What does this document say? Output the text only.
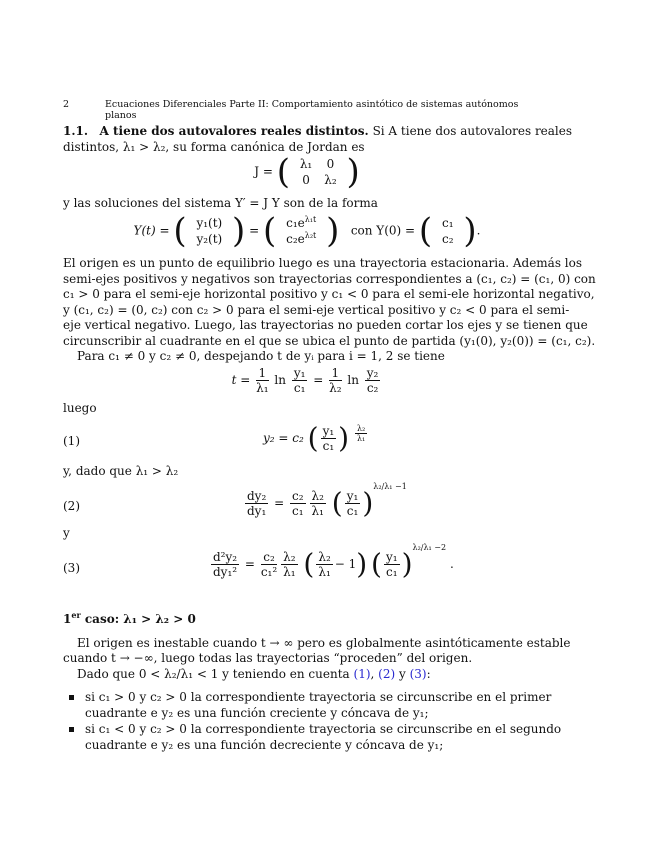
2	Ecuaciones Diferenciales Parte II: Comportamiento asintótico de sistemas autónomos planos
1.1. A tiene dos autovalores reales distintos. Si A tiene dos autovalores reales
distintos, λ₁ > λ₂, su forma canónica de Jordan es
J = ( λ₁	0
0	λ₂ )
y las soluciones del sistema Y′ = J Y son de la forma
Y(t) = ( y₁(t)
y₂(t) ) = ( $c_1e^{\lambda_1t}$
$c_2e^{\lambda_2t}$ ) con Y(0) = ( c₁
c₂ ).
El origen es un punto de equilibrio luego es una trayectoria estacionaria. Además los
semi-ejes positivos y negativos son trayectorias correspondientes a (c₁, c₂) = (c₁, 0) con
c₁ > 0 para el semi-eje horizontal positivo y c₁ < 0 para el semi-ele horizontal negativo,
y (c₁, c₂) = (0, c₂) con c₂ > 0 para el semi-eje vertical positivo y c₂ < 0 para el semi-
eje vertical negativo. Luego, las trayectorias no pueden cortar los ejes y se tienen que
circunscribir al cuadrante en el que se ubica el punto de partida (y₁(0), y₂(0)) = (c₁, c₂).
Para c₁ ≠ 0 y c₂ ≠ 0, despejando t de yᵢ para i = 1, 2 se tiene
$t = \frac{1}{\text{λ₁}}$ $\ln \frac{\text{y₁}}{\text{c₁}} = \frac{1}{\text{λ₂}}$ $\ln \frac{\text{y₂}}{\text{c₂}}$
luego
(1)	y₂ = c₂ ( $\frac{\text{y₁}}{\text{c₁}}$ ) $\frac{\text{λ₂}}{\text{λ₁}}$
y, dado que λ₁ > λ₂
(2)	$\frac{\text{dy₂}}{\text{dy₁}} = \frac{\text{c₂}}{\text{c₁}} \frac{\text{λ₂}}{\text{λ₁}}$ ( $\frac{\text{y₁}}{\text{c₁}} )^{\lambda_2/\lambda_1 -1}$
y
(3)	$\frac{\text{d²y₂}}{\text{dy₁²}} = \frac{\text{c₂}}{\text{c₁²}} \frac{\text{λ₂}}{\text{λ₁}}$ ( $\frac{\text{λ₂}}{\text{λ₁}} - 1$) ( $\frac{\text{y₁}}{\text{c₁}} )^{\lambda_2/\lambda_1 -2}$ .
1er caso: λ₁ > λ₂ > 0
El origen es inestable cuando t → ∞ pero es globalmente asintóticamente estable
cuando t → −∞, luego todas las trayectorias “proceden” del origen.
Dado que 0 < λ₂/λ₁ < 1 y teniendo en cuenta (1), (2) y (3):
si c₁ > 0 y c₂ > 0 la correspondiente trayectoria se circunscribe en el primer
cuadrante e y₂ es una función creciente y cóncava de y₁;
si c₁ < 0 y c₂ > 0 la correspondiente trayectoria se circunscribe en el segundo
cuadrante e y₂ es una función decreciente y cóncava de y₁;
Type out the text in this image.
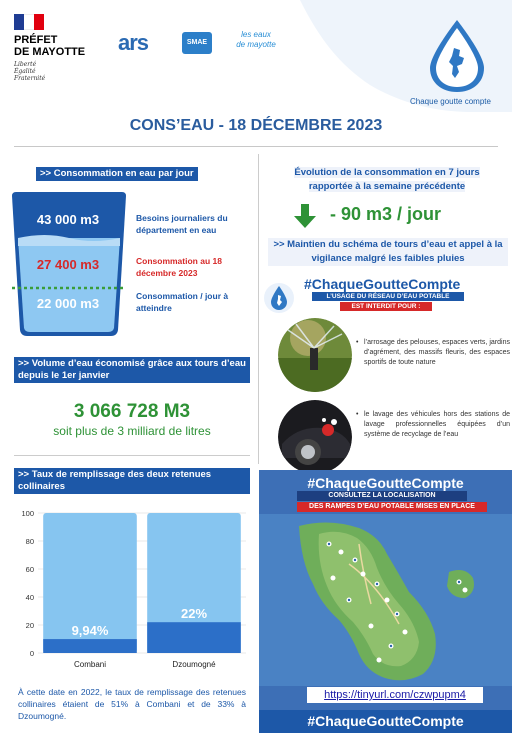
PRÉFET
DE MAYOTTE
Liberté
Égalité
Fraternité
ars	SMAE
les eaux
de mayotte
Chaque goutte compte
CONS’EAU - 18 DÉCEMBRE 2023
>> Consommation en eau par jour
43 000 m3
27 400 m3
22 000 m3
Besoins journaliers du département en eau
Consommation au 18 décembre 2023
Consommation / jour à atteindre
>> Volume d’eau économisé grâce aux tours d’eau depuis le 1er janvier
3 066 728 M3
soit plus de 3 milliard de litres
>> Taux de remplissage des deux retenues collinaires
0
20
40
60
80
100
9,94%
Combani
22%
Dzoumogné
À cette date en 2022, le taux de remplissage des retenues collinaires étaient de 51% à Combani et de 33% à Dzoumogné.
Évolution de la consommation en 7 jours rapportée à la semaine précédente
- 90 m3 / jour
>> Maintien du schéma de tours d’eau et appel à la vigilance malgré les faibles pluies
#ChaqueGoutteCompte
L’USAGE DU RÉSEAU D’EAU POTABLE
EST INTERDIT POUR :
• l’arrosage des pelouses, espaces verts, jardins d’agrément, des massifs fleuris, des espaces sportifs de toute nature
• le lavage des véhicules hors des stations de lavage professionnelles équipées d’un système de recyclage de l’eau
#ChaqueGoutteCompte
CONSULTEZ LA LOCALISATION
DES RAMPES D’EAU POTABLE MISES EN PLACE
https://tinyurl.com/czwpupm4
#ChaqueGoutteCompte
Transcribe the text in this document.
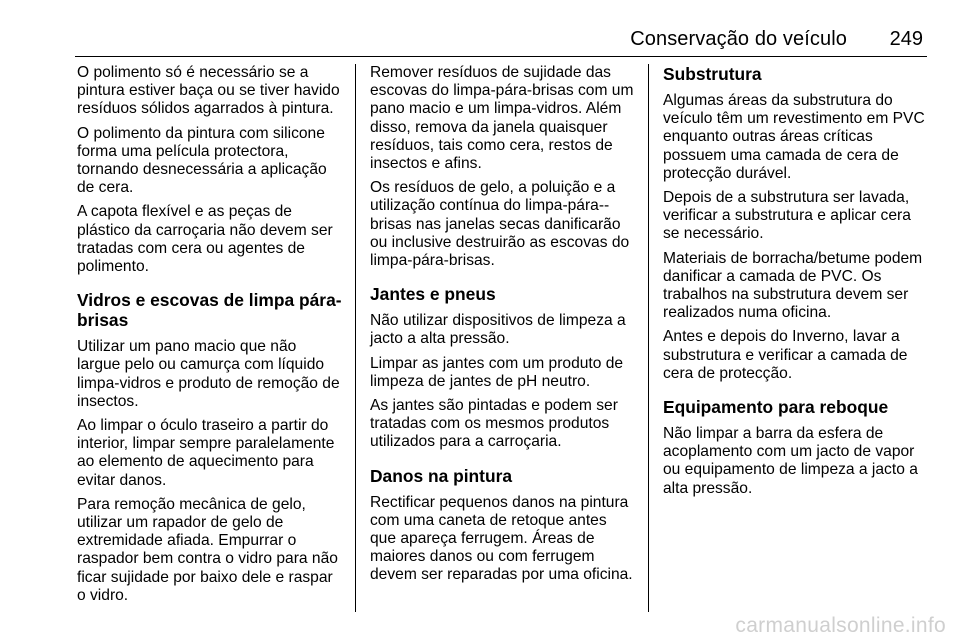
Conservação do veículo 249

O polimento só é necessário se a pintura estiver baça ou se tiver havido resíduos sólidos agarrados à pintura.

O polimento da pintura com silicone forma uma película protectora, tornando desnecessária a aplicação de cera.

A capota flexível e as peças de plástico da carroçaria não devem ser tratadas com cera ou agentes de polimento.

Vidros e escovas de limpa pára-brisas

Utilizar um pano macio que não largue pelo ou camurça com líquido limpa-vidros e produto de remoção de insectos.

Ao limpar o óculo traseiro a partir do interior, limpar sempre paralelamente ao elemento de aquecimento para evitar danos.

Para remoção mecânica de gelo, utilizar um rapador de gelo de extremidade afiada. Empurrar o raspador bem contra o vidro para não ficar sujidade por baixo dele e raspar o vidro.

Remover resíduos de sujidade das escovas do limpa-pára-brisas com um pano macio e um limpa-vidros. Além disso, remova da janela quaisquer resíduos, tais como cera, restos de insectos e afins.

Os resíduos de gelo, a poluição e a utilização contínua do limpa-pára--brisas nas janelas secas danificarão ou inclusive destruirão as escovas do limpa-pára-brisas.

Jantes e pneus

Não utilizar dispositivos de limpeza a jacto a alta pressão.

Limpar as jantes com um produto de limpeza de jantes de pH neutro.

As jantes são pintadas e podem ser tratadas com os mesmos produtos utilizados para a carroçaria.

Danos na pintura

Rectificar pequenos danos na pintura com uma caneta de retoque antes que apareça ferrugem. Áreas de maiores danos ou com ferrugem devem ser reparadas por uma oficina.

Substrutura

Algumas áreas da substrutura do veículo têm um revestimento em PVC enquanto outras áreas críticas possuem uma camada de cera de protecção durável.

Depois de a substrutura ser lavada, verificar a substrutura e aplicar cera se necessário.

Materiais de borracha/betume podem danificar a camada de PVC. Os trabalhos na substrutura devem ser realizados numa oficina.

Antes e depois do Inverno, lavar a substrutura e verificar a camada de cera de protecção.

Equipamento para reboque

Não limpar a barra da esfera de acoplamento com um jacto de vapor ou equipamento de limpeza a jacto a alta pressão.

carmanualsonline.info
* * * * *
The material above must be printed exactly, with its pictures left out.

*SOLUTION TO THE PROBLEM:*
What does this document say? Output the text only.
2	Ecuaciones Diferenciales Parte II: Comportamiento asintótico de sistemas autónomos planos
1.1. A tiene dos autovalores reales distintos. Si A tiene dos autovalores reales
distintos, λ₁ > λ₂, su forma canónica de Jordan es
J = ( λ₁	0
0	λ₂ )
y las soluciones del sistema Y′ = J Y son de la forma
Y(t) = ( y₁(t)
y₂(t) ) = ( $c_1e^{\lambda_1t}$
$c_2e^{\lambda_2t}$ ) con Y(0) = ( c₁
c₂ ).
El origen es un punto de equilibrio luego es una trayectoria estacionaria. Además los
semi-ejes positivos y negativos son trayectorias correspondientes a (c₁, c₂) = (c₁, 0) con
c₁ > 0 para el semi-eje horizontal positivo y c₁ < 0 para el semi-ele horizontal negativo,
y (c₁, c₂) = (0, c₂) con c₂ > 0 para el semi-eje vertical positivo y c₂ < 0 para el semi-
eje vertical negativo. Luego, las trayectorias no pueden cortar los ejes y se tienen que
circunscribir al cuadrante en el que se ubica el punto de partida (y₁(0), y₂(0)) = (c₁, c₂).
Para c₁ ≠ 0 y c₂ ≠ 0, despejando t de yᵢ para i = 1, 2 se tiene
$t = \frac{1}{\text{λ₁}}$ $\ln \frac{\text{y₁}}{\text{c₁}} = \frac{1}{\text{λ₂}}$ $\ln \frac{\text{y₂}}{\text{c₂}}$
luego
(1)	y₂ = c₂ ( $\frac{\text{y₁}}{\text{c₁}}$ ) $\frac{\text{λ₂}}{\text{λ₁}}$
y, dado que λ₁ > λ₂
(2)	$\frac{\text{dy₂}}{\text{dy₁}} = \frac{\text{c₂}}{\text{c₁}} \frac{\text{λ₂}}{\text{λ₁}}$ ( $\frac{\text{y₁}}{\text{c₁}} )^{\lambda_2/\lambda_1 -1}$
y
(3)	$\frac{\text{d²y₂}}{\text{dy₁²}} = \frac{\text{c₂}}{\text{c₁²}} \frac{\text{λ₂}}{\text{λ₁}}$ ( $\frac{\text{λ₂}}{\text{λ₁}} - 1$) ( $\frac{\text{y₁}}{\text{c₁}} )^{\lambda_2/\lambda_1 -2}$ .
1er caso: λ₁ > λ₂ > 0
El origen es inestable cuando t → ∞ pero es globalmente asintóticamente estable
cuando t → −∞, luego todas las trayectorias “proceden” del origen.
Dado que 0 < λ₂/λ₁ < 1 y teniendo en cuenta (1), (2) y (3):
si c₁ > 0 y c₂ > 0 la correspondiente trayectoria se circunscribe en el primer
cuadrante e y₂ es una función creciente y cóncava de y₁;
si c₁ < 0 y c₂ > 0 la correspondiente trayectoria se circunscribe en el segundo
cuadrante e y₂ es una función decreciente y cóncava de y₁;
Type out the text in this image.
PRÉFET
DE MAYOTTE
Liberté
Égalité
Fraternité
ars	SMAE
les eaux
de mayotte
Chaque goutte compte
CONS’EAU - 18 DÉCEMBRE 2023
>> Consommation en eau par jour
43 000 m3
27 400 m3
22 000 m3
Besoins journaliers du département en eau
Consommation au 18 décembre 2023
Consommation / jour à atteindre
>> Volume d’eau économisé grâce aux tours d’eau depuis le 1er janvier
3 066 728 M3
soit plus de 3 milliard de litres
>> Taux de remplissage des deux retenues collinaires
0
20
40
60
80
100
9,94%
Combani
22%
Dzoumogné
À cette date en 2022, le taux de remplissage des retenues collinaires étaient de 51% à Combani et de 33% à Dzoumogné.
Évolution de la consommation en 7 jours rapportée à la semaine précédente
- 90 m3 / jour
>> Maintien du schéma de tours d’eau et appel à la vigilance malgré les faibles pluies
#ChaqueGoutteCompte
L’USAGE DU RÉSEAU D’EAU POTABLE
EST INTERDIT POUR :
• l’arrosage des pelouses, espaces verts, jardins d’agrément, des massifs fleuris, des espaces sportifs de toute nature
• le lavage des véhicules hors des stations de lavage professionnelles équipées d’un système de recyclage de l’eau
#ChaqueGoutteCompte
CONSULTEZ LA LOCALISATION
DES RAMPES D’EAU POTABLE MISES EN PLACE
https://tinyurl.com/czwpupm4
#ChaqueGoutteCompte
Transcribe the text in this document.
Conservação do veículo 249

O polimento só é necessário se a pintura estiver baça ou se tiver havido resíduos sólidos agarrados à pintura.

O polimento da pintura com silicone forma uma película protectora, tornando desnecessária a aplicação de cera.

A capota flexível e as peças de plástico da carroçaria não devem ser tratadas com cera ou agentes de polimento.

Vidros e escovas de limpa pára-brisas

Utilizar um pano macio que não largue pelo ou camurça com líquido limpa-vidros e produto de remoção de insectos.

Ao limpar o óculo traseiro a partir do interior, limpar sempre paralelamente ao elemento de aquecimento para evitar danos.

Para remoção mecânica de gelo, utilizar um rapador de gelo de extremidade afiada. Empurrar o raspador bem contra o vidro para não ficar sujidade por baixo dele e raspar o vidro.

Remover resíduos de sujidade das escovas do limpa-pára-brisas com um pano macio e um limpa-vidros. Além disso, remova da janela quaisquer resíduos, tais como cera, restos de insectos e afins.

Os resíduos de gelo, a poluição e a utilização contínua do limpa-pára--brisas nas janelas secas danificarão ou inclusive destruirão as escovas do limpa-pára-brisas.

Jantes e pneus

Não utilizar dispositivos de limpeza a jacto a alta pressão.

Limpar as jantes com um produto de limpeza de jantes de pH neutro.

As jantes são pintadas e podem ser tratadas com os mesmos produtos utilizados para a carroçaria.

Danos na pintura

Rectificar pequenos danos na pintura com uma caneta de retoque antes que apareça ferrugem. Áreas de maiores danos ou com ferrugem devem ser reparadas por uma oficina.

Substrutura

Algumas áreas da substrutura do veículo têm um revestimento em PVC enquanto outras áreas críticas possuem uma camada de cera de protecção durável.

Depois de a substrutura ser lavada, verificar a substrutura e aplicar cera se necessário.

Materiais de borracha/betume podem danificar a camada de PVC. Os trabalhos na substrutura devem ser realizados numa oficina.

Antes e depois do Inverno, lavar a substrutura e verificar a camada de cera de protecção.

Equipamento para reboque

Não limpar a barra da esfera de acoplamento com um jacto de vapor ou equipamento de limpeza a jacto a alta pressão.

carmanualsonline.info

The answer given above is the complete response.